• Directions:
For every line in the data below that contains "Provider", copy the line.

*** Source records

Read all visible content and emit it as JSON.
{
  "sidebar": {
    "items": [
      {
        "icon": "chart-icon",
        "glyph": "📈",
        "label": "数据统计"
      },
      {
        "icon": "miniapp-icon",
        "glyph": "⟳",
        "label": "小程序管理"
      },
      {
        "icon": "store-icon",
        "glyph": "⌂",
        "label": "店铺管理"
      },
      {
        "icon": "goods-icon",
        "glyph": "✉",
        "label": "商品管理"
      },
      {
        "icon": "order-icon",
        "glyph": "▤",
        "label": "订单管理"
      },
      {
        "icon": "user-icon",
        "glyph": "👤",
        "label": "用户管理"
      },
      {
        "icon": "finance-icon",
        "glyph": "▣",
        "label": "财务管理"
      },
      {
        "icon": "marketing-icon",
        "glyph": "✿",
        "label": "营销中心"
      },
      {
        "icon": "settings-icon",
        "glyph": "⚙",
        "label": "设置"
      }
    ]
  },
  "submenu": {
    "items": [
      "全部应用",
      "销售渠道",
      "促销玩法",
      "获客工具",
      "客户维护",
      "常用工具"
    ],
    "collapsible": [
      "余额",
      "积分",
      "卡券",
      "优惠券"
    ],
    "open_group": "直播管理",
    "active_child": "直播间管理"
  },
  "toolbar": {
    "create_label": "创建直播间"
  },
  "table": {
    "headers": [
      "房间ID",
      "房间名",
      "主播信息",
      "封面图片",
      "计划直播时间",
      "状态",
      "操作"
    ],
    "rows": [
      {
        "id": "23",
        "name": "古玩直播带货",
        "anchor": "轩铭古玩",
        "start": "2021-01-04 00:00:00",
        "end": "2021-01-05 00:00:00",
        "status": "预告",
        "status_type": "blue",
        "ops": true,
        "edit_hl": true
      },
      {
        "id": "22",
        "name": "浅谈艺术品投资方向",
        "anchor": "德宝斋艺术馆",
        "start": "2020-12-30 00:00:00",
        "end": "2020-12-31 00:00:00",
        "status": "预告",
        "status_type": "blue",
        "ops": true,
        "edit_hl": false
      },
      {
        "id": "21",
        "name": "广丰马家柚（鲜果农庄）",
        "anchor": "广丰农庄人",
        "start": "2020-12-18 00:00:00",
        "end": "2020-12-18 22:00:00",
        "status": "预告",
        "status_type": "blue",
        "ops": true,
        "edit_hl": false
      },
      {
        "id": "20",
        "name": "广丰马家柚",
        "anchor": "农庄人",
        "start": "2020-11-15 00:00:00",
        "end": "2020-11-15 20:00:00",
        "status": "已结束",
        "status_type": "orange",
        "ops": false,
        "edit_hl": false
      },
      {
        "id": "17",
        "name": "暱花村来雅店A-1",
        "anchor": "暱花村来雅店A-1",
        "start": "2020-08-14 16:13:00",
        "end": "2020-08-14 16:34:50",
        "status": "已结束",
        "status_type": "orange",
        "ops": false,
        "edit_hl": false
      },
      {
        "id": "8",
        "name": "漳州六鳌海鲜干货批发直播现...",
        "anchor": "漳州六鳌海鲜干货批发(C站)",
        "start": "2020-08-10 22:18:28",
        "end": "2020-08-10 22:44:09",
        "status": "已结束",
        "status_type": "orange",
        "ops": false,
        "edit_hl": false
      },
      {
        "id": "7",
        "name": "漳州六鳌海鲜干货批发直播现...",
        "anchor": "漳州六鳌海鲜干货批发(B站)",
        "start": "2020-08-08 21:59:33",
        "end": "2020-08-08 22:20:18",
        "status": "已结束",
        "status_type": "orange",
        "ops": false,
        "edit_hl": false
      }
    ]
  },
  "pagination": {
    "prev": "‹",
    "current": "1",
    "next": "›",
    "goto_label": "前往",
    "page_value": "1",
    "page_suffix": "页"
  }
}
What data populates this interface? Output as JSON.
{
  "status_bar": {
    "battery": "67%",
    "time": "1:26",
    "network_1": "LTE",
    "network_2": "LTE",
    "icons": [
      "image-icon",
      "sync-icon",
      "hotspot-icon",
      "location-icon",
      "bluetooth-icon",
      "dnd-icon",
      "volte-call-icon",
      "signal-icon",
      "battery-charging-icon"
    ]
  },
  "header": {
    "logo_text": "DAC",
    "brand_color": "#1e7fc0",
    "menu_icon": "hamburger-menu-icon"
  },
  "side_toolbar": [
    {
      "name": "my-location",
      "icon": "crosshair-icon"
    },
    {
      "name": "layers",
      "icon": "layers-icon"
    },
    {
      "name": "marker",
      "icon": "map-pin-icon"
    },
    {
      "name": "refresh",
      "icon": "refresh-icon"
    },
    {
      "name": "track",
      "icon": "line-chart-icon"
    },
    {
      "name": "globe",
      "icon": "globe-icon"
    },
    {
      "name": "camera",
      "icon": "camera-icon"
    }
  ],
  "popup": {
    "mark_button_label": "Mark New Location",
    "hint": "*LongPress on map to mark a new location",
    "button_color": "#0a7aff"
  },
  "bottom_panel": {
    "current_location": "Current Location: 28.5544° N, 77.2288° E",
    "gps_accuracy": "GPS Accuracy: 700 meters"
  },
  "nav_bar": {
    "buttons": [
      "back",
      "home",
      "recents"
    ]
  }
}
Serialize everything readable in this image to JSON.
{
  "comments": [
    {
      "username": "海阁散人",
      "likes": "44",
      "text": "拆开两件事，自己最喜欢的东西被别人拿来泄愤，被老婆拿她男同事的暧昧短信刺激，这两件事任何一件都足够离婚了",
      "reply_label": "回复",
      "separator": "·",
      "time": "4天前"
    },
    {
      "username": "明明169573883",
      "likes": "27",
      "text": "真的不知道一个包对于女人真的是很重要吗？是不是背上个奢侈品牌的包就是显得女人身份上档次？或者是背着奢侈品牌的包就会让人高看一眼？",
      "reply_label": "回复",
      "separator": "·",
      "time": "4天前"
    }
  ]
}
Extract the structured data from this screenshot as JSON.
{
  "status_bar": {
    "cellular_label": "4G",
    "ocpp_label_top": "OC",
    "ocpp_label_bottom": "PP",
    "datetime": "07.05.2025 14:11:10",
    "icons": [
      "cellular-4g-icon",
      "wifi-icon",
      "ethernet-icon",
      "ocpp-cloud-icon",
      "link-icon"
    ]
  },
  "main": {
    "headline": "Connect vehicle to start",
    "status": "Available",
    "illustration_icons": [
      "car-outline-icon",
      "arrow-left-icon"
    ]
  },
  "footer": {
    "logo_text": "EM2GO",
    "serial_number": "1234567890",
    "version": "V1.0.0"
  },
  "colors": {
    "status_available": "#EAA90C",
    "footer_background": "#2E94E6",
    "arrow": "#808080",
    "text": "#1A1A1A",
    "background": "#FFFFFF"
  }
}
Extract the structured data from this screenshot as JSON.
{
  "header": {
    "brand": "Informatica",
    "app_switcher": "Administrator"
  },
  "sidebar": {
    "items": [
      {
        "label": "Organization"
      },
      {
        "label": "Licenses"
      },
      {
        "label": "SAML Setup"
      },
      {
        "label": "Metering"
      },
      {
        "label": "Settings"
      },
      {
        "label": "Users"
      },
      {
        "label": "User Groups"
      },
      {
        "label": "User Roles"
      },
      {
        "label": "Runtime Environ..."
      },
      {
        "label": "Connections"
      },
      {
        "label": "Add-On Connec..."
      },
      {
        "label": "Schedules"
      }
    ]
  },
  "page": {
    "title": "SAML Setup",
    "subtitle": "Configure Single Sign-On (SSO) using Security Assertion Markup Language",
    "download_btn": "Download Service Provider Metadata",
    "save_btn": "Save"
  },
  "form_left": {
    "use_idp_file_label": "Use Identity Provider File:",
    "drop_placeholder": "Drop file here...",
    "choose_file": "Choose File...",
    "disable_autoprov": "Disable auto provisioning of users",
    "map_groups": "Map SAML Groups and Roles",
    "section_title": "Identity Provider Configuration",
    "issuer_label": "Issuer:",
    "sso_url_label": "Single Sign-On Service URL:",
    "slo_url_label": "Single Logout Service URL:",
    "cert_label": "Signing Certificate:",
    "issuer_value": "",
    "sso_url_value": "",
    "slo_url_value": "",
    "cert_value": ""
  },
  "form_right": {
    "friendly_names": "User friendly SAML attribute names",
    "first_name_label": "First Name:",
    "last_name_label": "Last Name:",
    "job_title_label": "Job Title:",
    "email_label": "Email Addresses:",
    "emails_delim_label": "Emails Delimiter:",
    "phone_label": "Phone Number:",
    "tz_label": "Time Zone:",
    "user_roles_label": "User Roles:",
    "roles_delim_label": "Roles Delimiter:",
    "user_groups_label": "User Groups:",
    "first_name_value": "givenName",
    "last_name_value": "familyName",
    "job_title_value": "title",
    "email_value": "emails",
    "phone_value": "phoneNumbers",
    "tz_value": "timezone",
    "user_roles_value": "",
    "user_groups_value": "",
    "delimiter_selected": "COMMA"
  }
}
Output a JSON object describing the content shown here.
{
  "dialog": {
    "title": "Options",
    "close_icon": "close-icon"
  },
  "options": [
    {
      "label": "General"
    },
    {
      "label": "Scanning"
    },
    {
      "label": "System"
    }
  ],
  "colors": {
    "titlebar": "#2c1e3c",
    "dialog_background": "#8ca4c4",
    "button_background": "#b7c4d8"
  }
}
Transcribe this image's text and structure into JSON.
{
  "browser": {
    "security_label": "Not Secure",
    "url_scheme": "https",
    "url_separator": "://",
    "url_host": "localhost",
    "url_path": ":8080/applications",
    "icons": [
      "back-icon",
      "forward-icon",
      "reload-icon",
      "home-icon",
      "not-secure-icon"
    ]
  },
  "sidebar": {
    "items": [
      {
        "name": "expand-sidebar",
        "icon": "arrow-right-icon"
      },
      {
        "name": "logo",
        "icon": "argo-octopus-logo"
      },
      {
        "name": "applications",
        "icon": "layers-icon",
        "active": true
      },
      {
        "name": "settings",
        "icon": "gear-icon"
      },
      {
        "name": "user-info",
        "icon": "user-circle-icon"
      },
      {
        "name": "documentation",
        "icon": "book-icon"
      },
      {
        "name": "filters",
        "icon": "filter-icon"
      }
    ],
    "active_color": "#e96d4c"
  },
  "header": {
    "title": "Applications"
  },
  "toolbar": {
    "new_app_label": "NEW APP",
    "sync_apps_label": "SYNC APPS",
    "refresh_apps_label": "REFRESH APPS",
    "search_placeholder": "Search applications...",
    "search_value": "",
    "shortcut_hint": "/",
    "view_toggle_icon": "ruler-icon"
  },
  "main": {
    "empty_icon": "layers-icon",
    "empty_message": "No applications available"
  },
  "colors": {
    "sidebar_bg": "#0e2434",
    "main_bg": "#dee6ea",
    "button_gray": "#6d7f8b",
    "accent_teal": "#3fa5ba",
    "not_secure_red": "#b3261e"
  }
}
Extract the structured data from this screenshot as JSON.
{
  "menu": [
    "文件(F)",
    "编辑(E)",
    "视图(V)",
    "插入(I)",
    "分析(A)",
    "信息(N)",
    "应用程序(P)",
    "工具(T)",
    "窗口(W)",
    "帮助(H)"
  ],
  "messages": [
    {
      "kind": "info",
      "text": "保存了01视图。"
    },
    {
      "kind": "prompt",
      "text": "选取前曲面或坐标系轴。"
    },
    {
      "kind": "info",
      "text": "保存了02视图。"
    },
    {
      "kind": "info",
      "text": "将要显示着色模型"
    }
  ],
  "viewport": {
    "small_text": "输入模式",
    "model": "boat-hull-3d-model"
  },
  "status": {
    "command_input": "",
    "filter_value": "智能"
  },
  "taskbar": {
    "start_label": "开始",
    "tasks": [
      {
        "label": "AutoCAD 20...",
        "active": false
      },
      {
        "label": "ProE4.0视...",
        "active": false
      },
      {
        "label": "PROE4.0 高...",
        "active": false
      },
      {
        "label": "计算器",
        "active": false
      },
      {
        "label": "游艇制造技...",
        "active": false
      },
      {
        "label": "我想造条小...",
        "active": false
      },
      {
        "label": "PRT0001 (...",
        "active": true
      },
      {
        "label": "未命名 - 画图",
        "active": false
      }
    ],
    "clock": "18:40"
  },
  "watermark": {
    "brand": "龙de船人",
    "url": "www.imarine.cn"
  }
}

******

• Solution to this problem:
    "download_btn": "Download Service Provider Metadata",
    "use_idp_file_label": "Use Identity Provider File:",
    "section_title": "Identity Provider Configuration",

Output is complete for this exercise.